### What is expected
Extract, from the records beneath this instruction, each line that contains the word "được".

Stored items
----

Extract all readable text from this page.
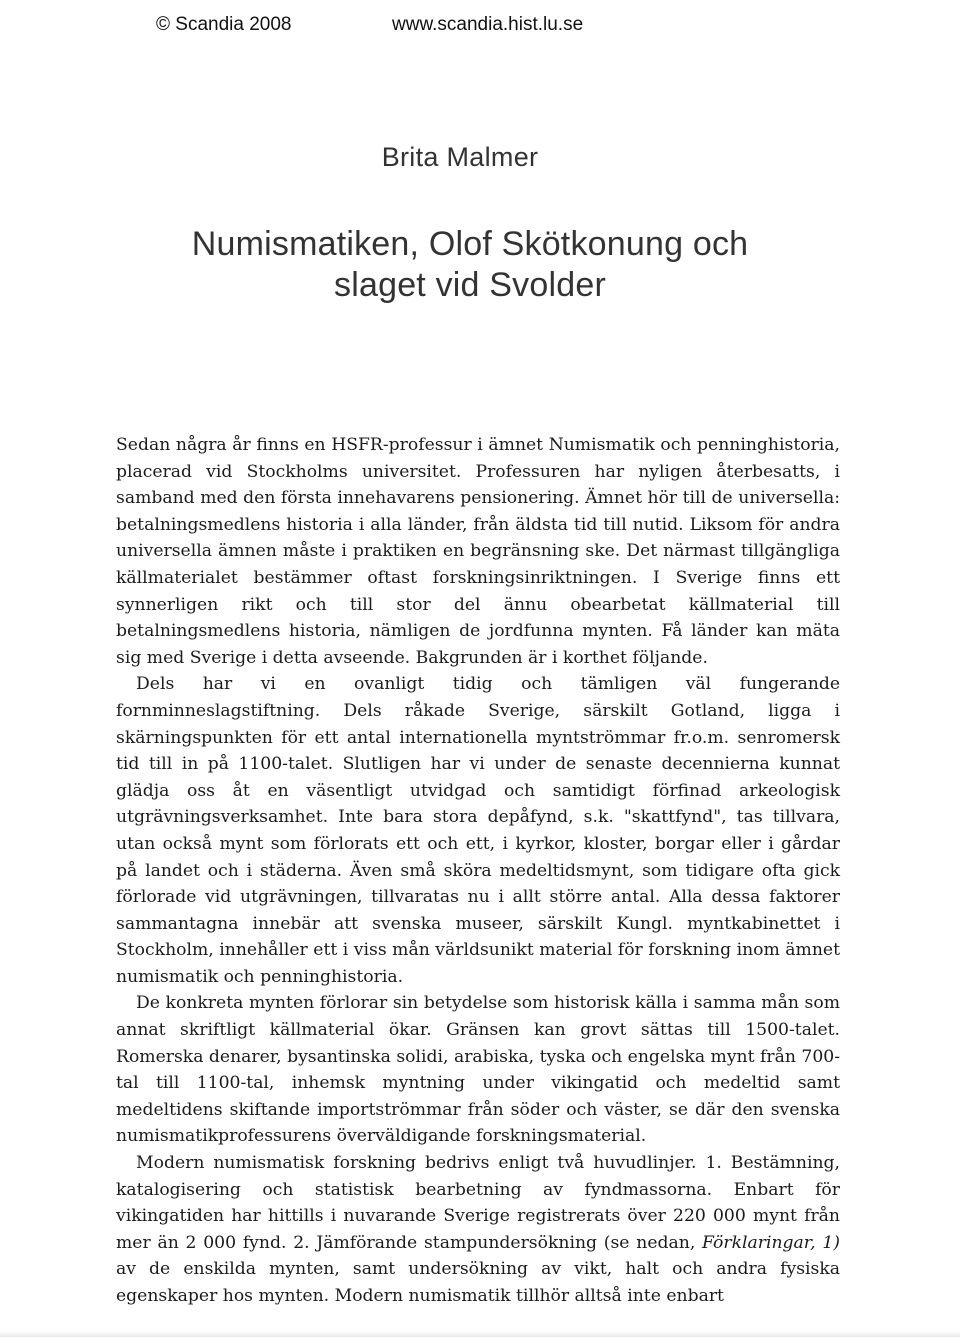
© Scandia 2008	www.scandia.hist.lu.se
Brita Malmer
Numismatiken, Olof Skötkonung och
slaget vid Svolder

Sedan några år finns en HSFR-professur i ämnet Numismatik och penninghistoria, placerad vid Stockholms universitet. Professuren har nyligen återbesatts, i samband med den första innehavarens pensionering. Ämnet hör till de universella: betalningsmedlens historia i alla länder, från äldsta tid till nutid. Liksom för andra universella ämnen måste i praktiken en begränsning ske. Det närmast tillgängliga källmaterialet bestämmer oftast forskningsinriktningen. I Sverige finns ett synnerligen rikt och till stor del ännu obearbetat källmaterial till betalningsmedlens historia, nämligen de jordfunna mynten. Få länder kan mäta sig med Sverige i detta avseende. Bakgrunden är i korthet följande.

Dels har vi en ovanligt tidig och tämligen väl fungerande fornminneslagstiftning. Dels råkade Sverige, särskilt Gotland, ligga i skärningspunkten för ett antal internationella myntströmmar fr.o.m. senromersk tid till in på 1100-talet. Slutligen har vi under de senaste decennierna kunnat glädja oss åt en väsentligt utvidgad och samtidigt förfinad arkeologisk utgrävningsverksamhet. Inte bara stora depåfynd, s.k. "skattfynd", tas tillvara, utan också mynt som förlorats ett och ett, i kyrkor, kloster, borgar eller i gårdar på landet och i städerna. Även små sköra medeltidsmynt, som tidigare ofta gick förlorade vid utgrävningen, tillvaratas nu i allt större antal. Alla dessa faktorer sammantagna innebär att svenska museer, särskilt Kungl. myntkabinettet i Stockholm, innehåller ett i viss mån världsunikt material för forskning inom ämnet numismatik och penninghistoria.

De konkreta mynten förlorar sin betydelse som historisk källa i samma mån som annat skriftligt källmaterial ökar. Gränsen kan grovt sättas till 1500-talet. Romerska denarer, bysantinska solidi, arabiska, tyska och engelska mynt från 700-tal till 1100-tal, inhemsk myntning under vikingatid och medeltid samt medeltidens skiftande importströmmar från söder och väster, se där den svenska numismatikprofessurens överväldigande forskningsmaterial.

Modern numismatisk forskning bedrivs enligt två huvudlinjer. 1. Bestämning, katalogisering och statistisk bearbetning av fyndmassorna. Enbart för vikingatiden har hittills i nuvarande Sverige registrerats över 220 000 mynt från mer än 2 000 fynd. 2. Jämförande stampundersökning (se nedan, Förklaringar, 1) av de enskilda mynten, samt undersökning av vikt, halt och andra fysiska egenskaper hos mynten. Modern numismatik tillhör alltså inte enbart
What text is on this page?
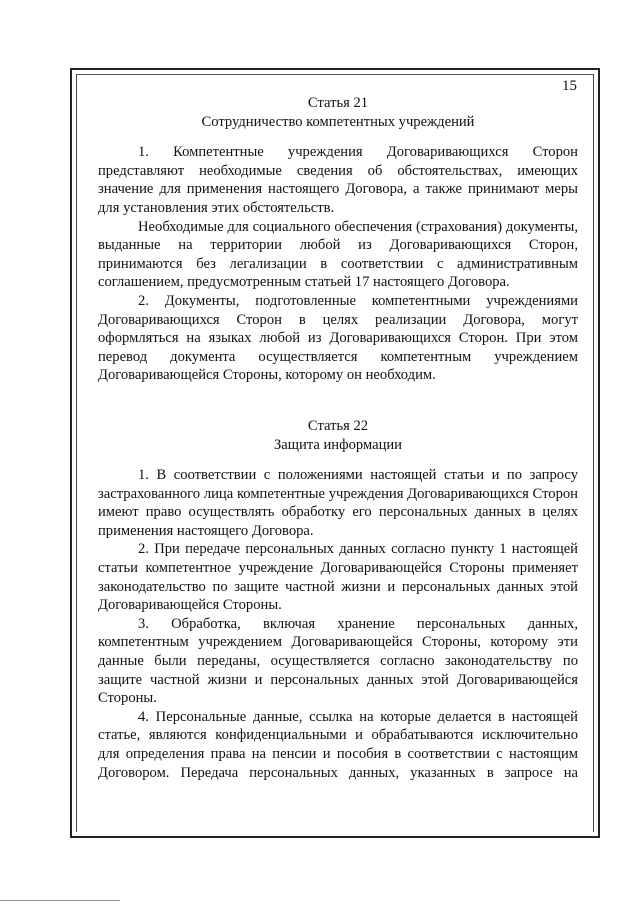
15
Статья 21
Сотрудничество компетентных учреждений

1. Компетентные учреждения Договаривающихся Сторон представляют необходимые сведения об обстоятельствах, имеющих значение для применения настоящего Договора, а также принимают меры для установления этих обстоятельств.

Необходимые для социального обеспечения (страхования) документы, выданные на территории любой из Договаривающихся Сторон, принимаются без легализации в соответствии с административным соглашением, предусмотренным статьей 17 настоящего Договора.

2. Документы, подготовленные компетентными учреждениями Договаривающихся Сторон в целях реализации Договора, могут оформляться на языках любой из Договаривающихся Сторон. При этом перевод документа осуществляется компетентным учреждением Договаривающейся Стороны, которому он необходим.

Статья 22
Защита информации

1. В соответствии с положениями настоящей статьи и по запросу застрахованного лица компетентные учреждения Договаривающихся Сторон имеют право осуществлять обработку его персональных данных в целях применения настоящего Договора.

2. При передаче персональных данных согласно пункту 1 настоящей статьи компетентное учреждение Договаривающейся Стороны применяет законодательство по защите частной жизни и персональных данных этой Договаривающейся Стороны.

3. Обработка, включая хранение персональных данных, компетентным учреждением Договаривающейся Стороны, которому эти данные были переданы, осуществляется согласно законодательству по защите частной жизни и персональных данных этой Договаривающейся Стороны.

4. Персональные данные, ссылка на которые делается в настоящей статье, являются конфиденциальными и обрабатываются исключительно для определения права на пенсии и пособия в соответствии с настоящим Договором. Передача персональных данных, указанных в запросе на
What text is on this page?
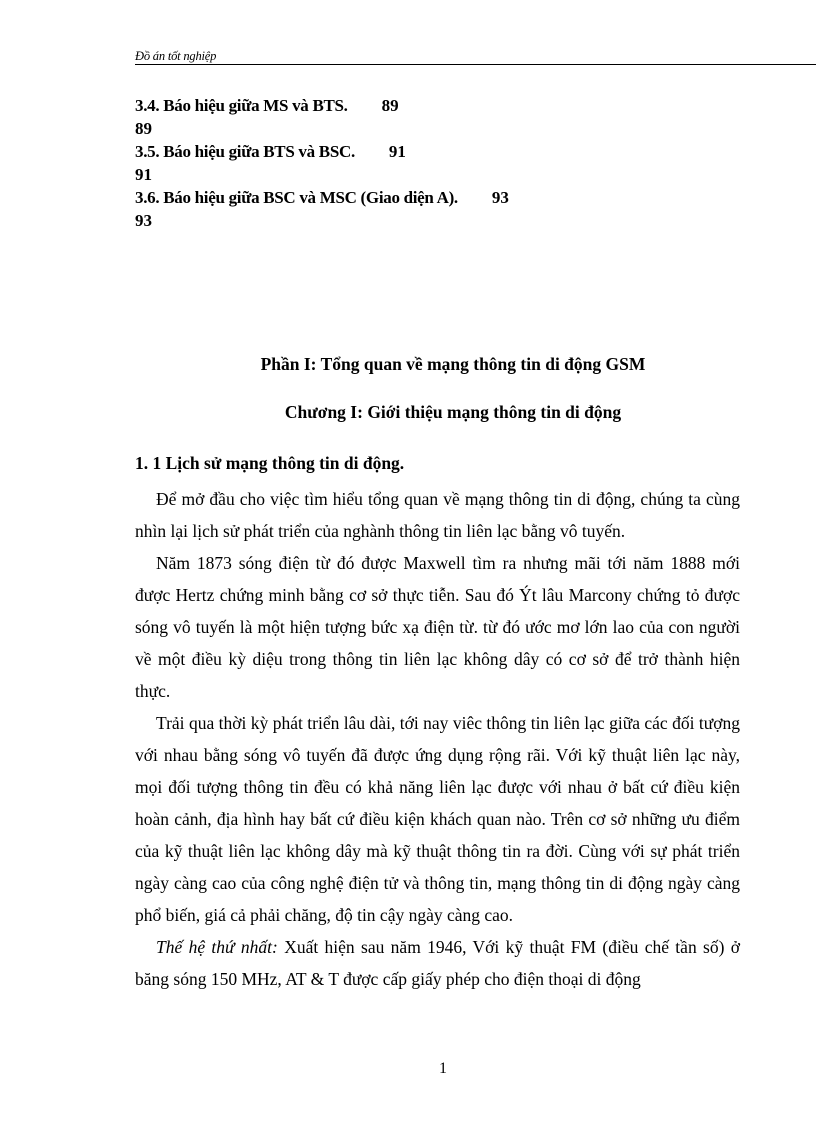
Đồ án tốt nghiệp
3.4. Báo hiệu giữa MS và BTS. 89
89
3.5. Báo hiệu giữa BTS và BSC. 91
91
3.6. Báo hiệu giữa BSC và MSC (Giao diện A). 93
93
Phần I: Tổng quan về mạng thông tin di động GSM
Chương I: Giới thiệu mạng thông tin di động
1. 1 Lịch sử mạng thông tin di động.

Để mở đầu cho việc tìm hiểu tổng quan về mạng thông tin di động, chúng ta cùng nhìn lại lịch sử phát triển của nghành thông tin liên lạc bằng vô tuyến.

Năm 1873 sóng điện từ đó được Maxwell tìm ra nhưng mãi tới năm 1888 mới được Hertz chứng minh bằng cơ sở thực tiễn. Sau đó Ýt lâu Marcony chứng tỏ được sóng vô tuyến là một hiện tượng bức xạ điện từ. từ đó ước mơ lớn lao của con người về một điều kỳ diệu trong thông tin liên lạc không dây có cơ sở để trở thành hiện thực.

Trải qua thời kỳ phát triển lâu dài, tới nay viêc thông tin liên lạc giữa các đối tượng với nhau bằng sóng vô tuyến đã được ứng dụng rộng rãi. Với kỹ thuật liên lạc này, mọi đối tượng thông tin đều có khả năng liên lạc được với nhau ở bất cứ điều kiện hoàn cảnh, địa hình hay bất cứ điều kiện khách quan nào. Trên cơ sở những ưu điểm của kỹ thuật liên lạc không dây mà kỹ thuật thông tin ra đời. Cùng với sự phát triển ngày càng cao của công nghệ điện tử và thông tin, mạng thông tin di động ngày càng phổ biến, giá cả phải chăng, độ tin cậy ngày càng cao.

Thế hệ thứ nhất: Xuất hiện sau năm 1946, Với kỹ thuật FM (điều chế tần số) ở băng sóng 150 MHz, AT & T được cấp giấy phép cho điện thoại di động

1
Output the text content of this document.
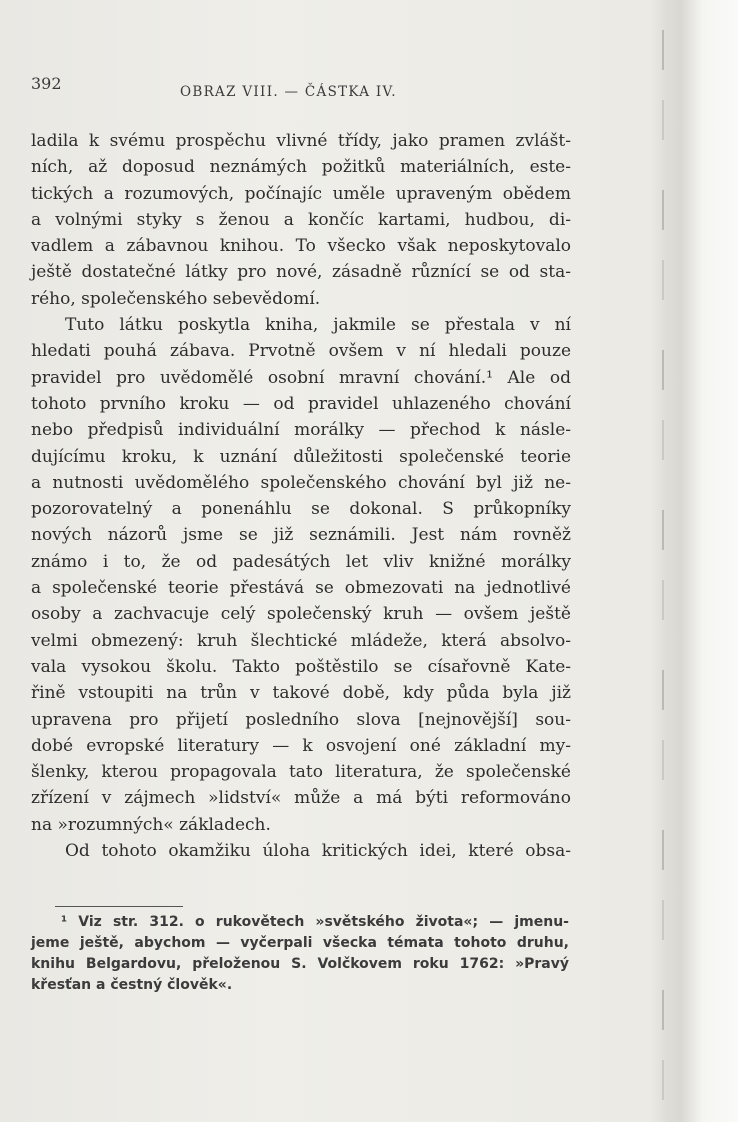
392	OBRAZ VIII. — ČÁSTKA IV.
ladila k svému prospěchu vlivné třídy, jako pramen zvlášt-
ních, až doposud neznámých požitků materiálních, este-
tických a rozumových, počínajíc uměle upraveným obědem
a volnými styky s ženou a končíc kartami, hudbou, di-
vadlem a zábavnou knihou. To všecko však neposkytovalo
ještě dostatečné látky pro nové, zásadně různící se od sta-
rého, společenského sebevědomí.
Tuto látku poskytla kniha, jakmile se přestala v ní
hledati pouhá zábava. Prvotně ovšem v ní hledali pouze
pravidel pro uvědomělé osobní mravní chování.¹ Ale od
tohoto prvního kroku — od pravidel uhlazeného chování
nebo předpisů individuální morálky — přechod k násle-
dujícímu kroku, k uznání důležitosti společenské teorie
a nutnosti uvědomělého společenského chování byl již ne-
pozorovatelný a ponenáhlu se dokonal. S průkopníky
nových názorů jsme se již seznámili. Jest nám rovněž
známo i to, že od padesátých let vliv knižné morálky
a společenské teorie přestává se obmezovati na jednotlivé
osoby a zachvacuje celý společenský kruh — ovšem ještě
velmi obmezený: kruh šlechtické mládeže, která absolvo-
vala vysokou školu. Takto poštěstilo se císařovně Kate-
řině vstoupiti na trůn v takové době, kdy půda byla již
upravena pro přijetí posledního slova [nejnovější] sou-
dobé evropské literatury — k osvojení oné základní my-
šlenky, kterou propagovala tato literatura, že společenské
zřízení v zájmech »lidství« může a má býti reformováno
na »rozumných« základech.
Od tohoto okamžiku úloha kritických idei, které obsa-
¹ Viz str. 312. o rukovětech »světského života«; — jmenu-
jeme ještě, abychom — vyčerpali všecka témata tohoto druhu,
knihu Belgardovu, přeloženou S. Volčkovem roku 1762: »Pravý
křesťan a čestný člověk«.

----

### Solution to this exercise
Năm 1873 sóng điện từ đó được Maxwell tìm ra nhưng mãi tới năm 1888 mới được Hertz chứng minh bằng cơ sở thực tiễn. Sau đó Ýt lâu Marcony chứng tỏ được sóng vô tuyến là một hiện tượng bức xạ điện từ. từ đó ước mơ lớn lao của con người về một điều kỳ diệu trong thông tin liên lạc không dây có cơ sở để trở thành hiện thực.
Trải qua thời kỳ phát triển lâu dài, tới nay viêc thông tin liên lạc giữa các đối tượng với nhau bằng sóng vô tuyến đã được ứng dụng rộng rãi. Với kỹ thuật liên lạc này, mọi đối tượng thông tin đều có khả năng liên lạc được với nhau ở bất cứ điều kiện hoàn cảnh, địa hình hay bất cứ điều kiện khách quan nào. Trên cơ sở những ưu điểm của kỹ thuật liên lạc không dây mà kỹ thuật thông tin ra đời. Cùng với sự phát triển ngày càng cao của công nghệ điện tử và thông tin, mạng thông tin di động ngày càng phổ biến, giá cả phải chăng, độ tin cậy ngày càng cao.
Thế hệ thứ nhất: Xuất hiện sau năm 1946, Với kỹ thuật FM (điều chế tần số) ở băng sóng 150 MHz, AT & T được cấp giấy phép cho điện thoại di động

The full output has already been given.